## Problem to solve
Count the lines below that contain the string "center", treating uppercase and lowercase as different, and give only the number.

## Data provided

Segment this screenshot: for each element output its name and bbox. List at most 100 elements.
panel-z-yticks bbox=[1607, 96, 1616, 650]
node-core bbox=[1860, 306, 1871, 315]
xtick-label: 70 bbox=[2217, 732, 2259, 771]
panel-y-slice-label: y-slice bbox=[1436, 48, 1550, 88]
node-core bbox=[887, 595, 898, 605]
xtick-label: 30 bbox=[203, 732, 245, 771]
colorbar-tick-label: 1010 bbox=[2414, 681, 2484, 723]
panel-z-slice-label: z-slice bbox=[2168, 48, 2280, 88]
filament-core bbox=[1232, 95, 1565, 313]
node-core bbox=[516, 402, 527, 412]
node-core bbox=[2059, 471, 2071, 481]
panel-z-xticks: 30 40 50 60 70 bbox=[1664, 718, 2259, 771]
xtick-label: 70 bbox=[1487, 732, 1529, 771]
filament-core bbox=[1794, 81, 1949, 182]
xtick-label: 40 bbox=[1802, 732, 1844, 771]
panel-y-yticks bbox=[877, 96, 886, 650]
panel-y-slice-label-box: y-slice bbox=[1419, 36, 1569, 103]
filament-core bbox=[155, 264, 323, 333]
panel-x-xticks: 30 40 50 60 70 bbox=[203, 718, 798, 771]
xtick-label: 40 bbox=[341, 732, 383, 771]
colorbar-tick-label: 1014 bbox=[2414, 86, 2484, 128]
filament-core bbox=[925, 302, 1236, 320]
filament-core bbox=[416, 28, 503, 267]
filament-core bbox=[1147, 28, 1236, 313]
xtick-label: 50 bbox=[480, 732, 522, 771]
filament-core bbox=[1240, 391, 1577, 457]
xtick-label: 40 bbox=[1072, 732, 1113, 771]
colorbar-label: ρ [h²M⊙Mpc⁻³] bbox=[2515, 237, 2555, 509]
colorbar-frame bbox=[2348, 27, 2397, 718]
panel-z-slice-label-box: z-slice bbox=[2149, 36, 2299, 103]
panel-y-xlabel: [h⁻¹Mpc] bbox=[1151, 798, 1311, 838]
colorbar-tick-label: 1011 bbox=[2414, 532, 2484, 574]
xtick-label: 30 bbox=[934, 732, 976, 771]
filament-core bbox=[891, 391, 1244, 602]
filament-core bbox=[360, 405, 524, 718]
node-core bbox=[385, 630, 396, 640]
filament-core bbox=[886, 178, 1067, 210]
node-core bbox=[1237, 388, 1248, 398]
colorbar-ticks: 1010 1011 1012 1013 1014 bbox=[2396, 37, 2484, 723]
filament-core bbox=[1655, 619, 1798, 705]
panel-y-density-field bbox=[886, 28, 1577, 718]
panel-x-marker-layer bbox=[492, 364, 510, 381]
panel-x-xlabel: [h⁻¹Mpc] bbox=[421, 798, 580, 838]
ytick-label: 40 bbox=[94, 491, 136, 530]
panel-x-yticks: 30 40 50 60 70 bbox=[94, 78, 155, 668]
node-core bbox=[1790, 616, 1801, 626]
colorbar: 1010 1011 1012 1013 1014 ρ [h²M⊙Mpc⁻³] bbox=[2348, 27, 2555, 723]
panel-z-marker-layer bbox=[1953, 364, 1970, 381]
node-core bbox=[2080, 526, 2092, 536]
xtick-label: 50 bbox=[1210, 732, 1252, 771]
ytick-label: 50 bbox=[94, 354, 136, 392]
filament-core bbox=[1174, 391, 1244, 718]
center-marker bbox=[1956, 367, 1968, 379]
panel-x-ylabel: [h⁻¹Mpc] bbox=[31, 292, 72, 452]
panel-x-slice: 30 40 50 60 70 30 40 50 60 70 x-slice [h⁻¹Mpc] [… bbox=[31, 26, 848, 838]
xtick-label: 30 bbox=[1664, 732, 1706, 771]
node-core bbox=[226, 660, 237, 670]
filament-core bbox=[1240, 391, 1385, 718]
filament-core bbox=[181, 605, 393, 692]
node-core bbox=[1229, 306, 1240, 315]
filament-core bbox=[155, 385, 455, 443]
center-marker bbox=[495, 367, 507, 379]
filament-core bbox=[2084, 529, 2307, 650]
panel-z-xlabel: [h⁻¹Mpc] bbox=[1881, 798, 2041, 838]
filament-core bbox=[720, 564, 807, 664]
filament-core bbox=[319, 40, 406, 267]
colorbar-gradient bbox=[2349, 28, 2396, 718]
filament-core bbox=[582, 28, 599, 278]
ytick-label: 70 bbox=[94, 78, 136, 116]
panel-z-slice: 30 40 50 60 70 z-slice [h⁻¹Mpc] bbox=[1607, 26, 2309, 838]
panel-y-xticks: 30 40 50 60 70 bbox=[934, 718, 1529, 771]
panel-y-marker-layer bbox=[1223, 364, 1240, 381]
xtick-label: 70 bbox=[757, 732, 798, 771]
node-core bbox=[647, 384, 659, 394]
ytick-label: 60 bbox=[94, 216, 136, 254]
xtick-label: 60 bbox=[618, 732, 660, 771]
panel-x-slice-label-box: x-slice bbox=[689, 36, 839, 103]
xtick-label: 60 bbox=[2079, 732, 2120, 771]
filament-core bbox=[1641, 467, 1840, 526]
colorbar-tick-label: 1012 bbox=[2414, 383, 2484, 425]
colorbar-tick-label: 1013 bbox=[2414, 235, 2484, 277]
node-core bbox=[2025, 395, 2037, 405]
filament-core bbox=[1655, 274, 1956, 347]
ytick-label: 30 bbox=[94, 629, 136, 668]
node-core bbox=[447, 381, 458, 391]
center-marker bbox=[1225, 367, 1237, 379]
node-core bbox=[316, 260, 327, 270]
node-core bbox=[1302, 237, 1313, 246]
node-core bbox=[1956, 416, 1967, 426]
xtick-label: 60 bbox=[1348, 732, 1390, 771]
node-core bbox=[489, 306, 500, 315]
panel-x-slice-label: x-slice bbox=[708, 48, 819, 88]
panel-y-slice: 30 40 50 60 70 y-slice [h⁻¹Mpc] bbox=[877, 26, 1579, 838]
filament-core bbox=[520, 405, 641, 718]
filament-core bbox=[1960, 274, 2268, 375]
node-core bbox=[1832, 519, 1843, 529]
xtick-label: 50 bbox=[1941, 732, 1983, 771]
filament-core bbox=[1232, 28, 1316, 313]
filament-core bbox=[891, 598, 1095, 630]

## Expected answer
3